_Set task_
Reproduce the entries from the line containing "broken-image-icon [299,299,315,315]" through the line containing "Find all labels, buttons, inputs, and", switching every "timer" to "countdown" and leaving everything else unchanged.

**** Extracted information

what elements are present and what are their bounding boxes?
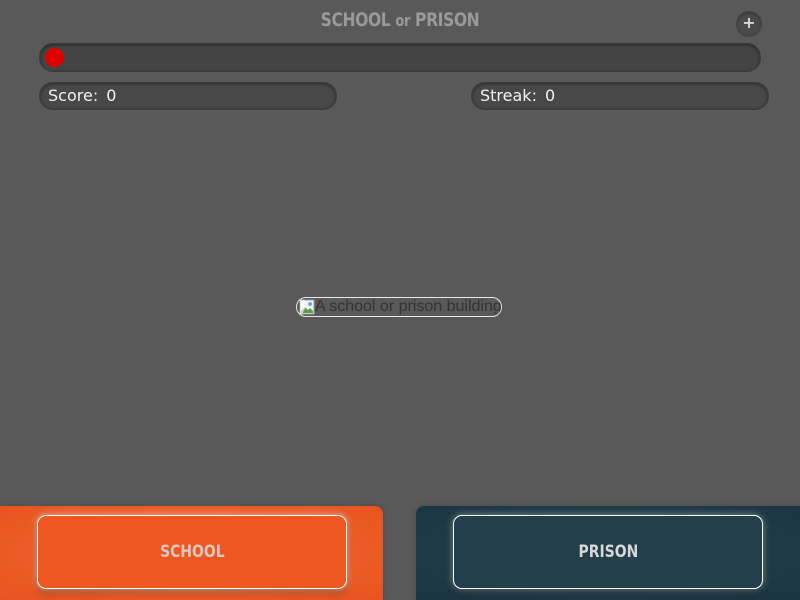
broken-image-icon [299,299,315,315]
title-or-word: or [395,11,411,30]
title-prison-word: PRISON [415,9,480,31]
game-screen: SCHOOL or PRISON + Score: 0 Streak: 0 A sc… [0,0,800,600]
prison-button[interactable]: PRISON [453,515,763,589]
streak-label: Streak: [480,86,537,105]
building-photo: A school or prison building [296,297,502,317]
school-button-label: SCHOOL [159,542,225,562]
streak-display: Streak: 0 [471,82,769,110]
game-title: SCHOOL or PRISON [72,9,728,31]
photo-alt-text: A school or prison building [315,298,502,315]
score-label: Score: [48,86,99,105]
score-value: 0 [106,86,117,105]
school-button[interactable]: SCHOOL [37,515,347,589]
score-display: Score: 0 [39,82,337,110]
plus-button[interactable]: + [736,11,762,37]
title-school-word: SCHOOL [320,9,391,31]
school-panel: SCHOOL [0,506,383,600]
prison-panel: PRISON [416,506,800,600]
timer-bar [39,43,761,72]
streak-value: 0 [544,86,556,105]
prison-button-label: PRISON [578,542,638,562]
timer-indicator [45,48,64,67]
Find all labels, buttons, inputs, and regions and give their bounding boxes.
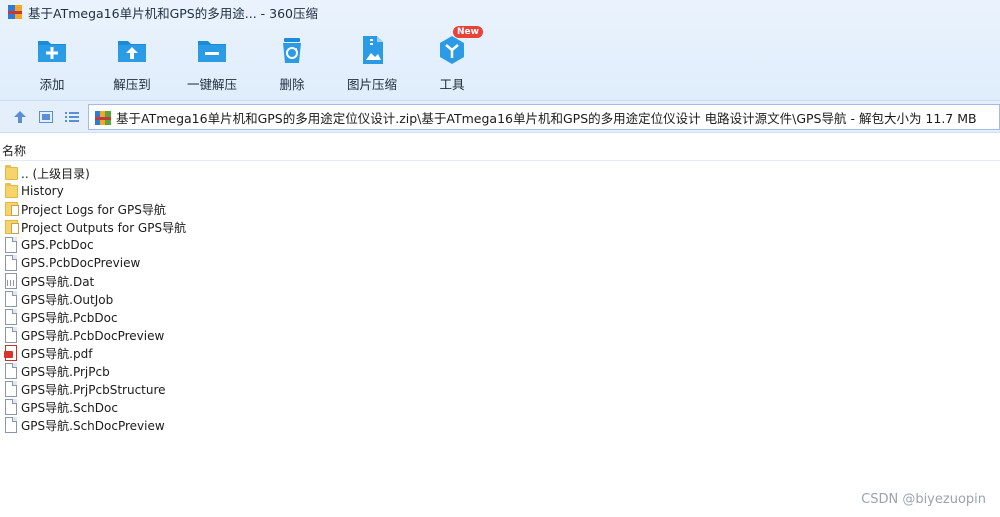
add-icon <box>35 33 69 67</box>
pdf-icon <box>4 345 18 361</box>
file-row[interactable]: .. (上级目录) <box>0 164 1000 182</box>
list-view-button[interactable] <box>63 108 81 126</box>
one-click-extract-button-label: 一键解压 <box>186 77 237 92</box>
app-window: 基于ATmega16单片机和GPS的多用途... - 360压缩 添加 解压到 … <box>0 0 1000 517</box>
file-icon <box>4 255 18 271</box>
file-icon <box>4 399 18 415</box>
add-button-label: 添加 <box>39 77 65 92</box>
thumbnail-view-icon <box>39 111 53 123</box>
arrow-up-icon <box>14 111 26 123</box>
file-icon <box>4 291 18 307</box>
file-name: GPS导航.PrjPcbStructure <box>21 382 166 397</box>
extract-to-button-label: 解压到 <box>113 77 151 92</box>
delete-button-label: 删除 <box>279 77 305 92</box>
address-bar: 基于ATmega16单片机和GPS的多用途定位仪设计.zip\基于ATmega1… <box>0 100 1000 133</box>
file-row[interactable]: GPS导航.SchDocPreview <box>0 416 1000 434</box>
file-name: GPS.PcbDocPreview <box>21 256 141 270</box>
zip-archive-icon <box>95 110 111 125</box>
delete-icon <box>275 33 309 67</box>
folder-icon <box>4 183 18 199</box>
column-header-label: 名称 <box>2 143 27 158</box>
file-icon <box>4 237 18 253</box>
watermark: CSDN @biyezuopin <box>861 492 986 507</box>
file-name: GPS导航.OutJob <box>21 292 114 307</box>
file-name: History <box>21 184 64 198</box>
window-title: 基于ATmega16单片机和GPS的多用途... - 360压缩 <box>28 5 318 21</box>
one-click-extract-icon <box>195 33 229 67</box>
file-name: GPS导航.PrjPcb <box>21 364 110 379</box>
file-row[interactable]: GPS导航.Dat <box>0 272 1000 290</box>
file-row[interactable]: GPS导航.SchDoc <box>0 398 1000 416</box>
file-name: GPS导航.pdf <box>21 346 93 361</box>
file-row[interactable]: GPS导航.PcbDocPreview <box>0 326 1000 344</box>
extract-to-button[interactable]: 解压到 <box>92 28 172 96</box>
file-row[interactable]: Project Logs for GPS导航 <box>0 200 1000 218</box>
file-row[interactable]: GPS导航.OutJob <box>0 290 1000 308</box>
image-compress-button[interactable]: 图片压缩 <box>332 28 412 96</box>
file-icon <box>4 417 18 433</box>
app-logo-icon <box>8 5 22 19</box>
toolbar: 添加 解压到 一键解压 删除 图片压缩 New 工具 <box>0 26 560 98</box>
delete-button[interactable]: 删除 <box>252 28 332 96</box>
folder-icon <box>4 165 18 181</box>
thumbnail-view-button[interactable] <box>37 108 55 126</box>
file-row[interactable]: History <box>0 182 1000 200</box>
file-name: Project Outputs for GPS导航 <box>21 220 187 235</box>
image-compress-icon <box>355 33 389 67</box>
tools-icon: New <box>435 26 483 67</box>
column-header-name[interactable]: 名称 <box>0 140 1000 161</box>
file-row[interactable]: GPS.PcbDocPreview <box>0 254 1000 272</box>
file-name: Project Logs for GPS导航 <box>21 202 166 217</box>
file-row[interactable]: GPS.PcbDoc <box>0 236 1000 254</box>
file-name: GPS.PcbDoc <box>21 238 94 252</box>
file-icon <box>4 381 18 397</box>
file-icon <box>4 327 18 343</box>
data-file-icon <box>4 273 18 289</box>
file-name: GPS导航.Dat <box>21 274 95 289</box>
title-bar: 基于ATmega16单片机和GPS的多用途... - 360压缩 <box>0 0 1000 24</box>
file-name: GPS导航.PcbDocPreview <box>21 328 165 343</box>
up-level-button[interactable] <box>11 108 29 126</box>
tools-button-label: 工具 <box>439 77 465 92</box>
file-row[interactable]: GPS导航.PrjPcb <box>0 362 1000 380</box>
folder-document-icon <box>4 201 19 217</box>
file-name: GPS导航.PcbDoc <box>21 310 118 325</box>
file-icon <box>4 309 18 325</box>
new-badge: New <box>453 26 483 38</box>
path-text: 基于ATmega16单片机和GPS的多用途定位仪设计.zip\基于ATmega1… <box>116 110 977 126</box>
path-field[interactable]: 基于ATmega16单片机和GPS的多用途定位仪设计.zip\基于ATmega1… <box>88 104 1000 130</box>
add-button[interactable]: 添加 <box>12 28 92 96</box>
folder-document-icon <box>4 219 19 235</box>
file-row[interactable]: Project Outputs for GPS导航 <box>0 218 1000 236</box>
file-name: GPS导航.SchDoc <box>21 400 118 415</box>
file-name: .. (上级目录) <box>21 166 90 181</box>
file-list: 名称 .. (上级目录) History Project Logs for GPS导… <box>0 140 1000 517</box>
file-name: GPS导航.SchDocPreview <box>21 418 165 433</box>
header: 基于ATmega16单片机和GPS的多用途... - 360压缩 添加 解压到 … <box>0 0 1000 100</box>
file-row[interactable]: GPS导航.pdf <box>0 344 1000 362</box>
file-row[interactable]: GPS导航.PrjPcbStructure <box>0 380 1000 398</box>
extract-to-icon <box>115 33 149 67</box>
image-compress-button-label: 图片压缩 <box>346 77 397 92</box>
file-icon <box>4 363 18 379</box>
file-row[interactable]: GPS导航.PcbDoc <box>0 308 1000 326</box>
one-click-extract-button[interactable]: 一键解压 <box>172 28 252 96</box>
list-view-icon <box>65 112 79 122</box>
file-rows: .. (上级目录) History Project Logs for GPS导航 Pr… <box>0 164 1000 434</box>
tools-button[interactable]: New 工具 <box>412 26 492 96</box>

********

_Correct response_
broken-image-icon [299,299,315,315]
title-or-word: or [395,11,411,30]
title-prison-word: PRISON [415,9,480,31]
game-screen: SCHOOL or PRISON + Score: 0 Streak: 0 A sc… [0,0,800,600]
prison-button[interactable]: PRISON [453,515,763,589]
streak-label: Streak: [480,86,537,105]
building-photo: A school or prison building [296,297,502,317]
school-button-label: SCHOOL [159,542,225,562]
streak-display: Streak: 0 [471,82,769,110]
game-title: SCHOOL or PRISON [72,9,728,31]
photo-alt-text: A school or prison building [315,298,502,315]
score-label: Score: [48,86,99,105]
score-value: 0 [106,86,117,105]
school-button[interactable]: SCHOOL [37,515,347,589]
score-display: Score: 0 [39,82,337,110]
plus-button[interactable]: + [736,11,762,37]
title-school-word: SCHOOL [320,9,391,31]
school-panel: SCHOOL [0,506,383,600]
prison-panel: PRISON [416,506,800,600]
countdown-bar [39,43,761,72]
streak-value: 0 [544,86,556,105]
prison-button-label: PRISON [578,542,638,562]
countdown-indicator [45,48,64,67]
Find all labels, buttons, inputs, and regions and give their bounding boxes.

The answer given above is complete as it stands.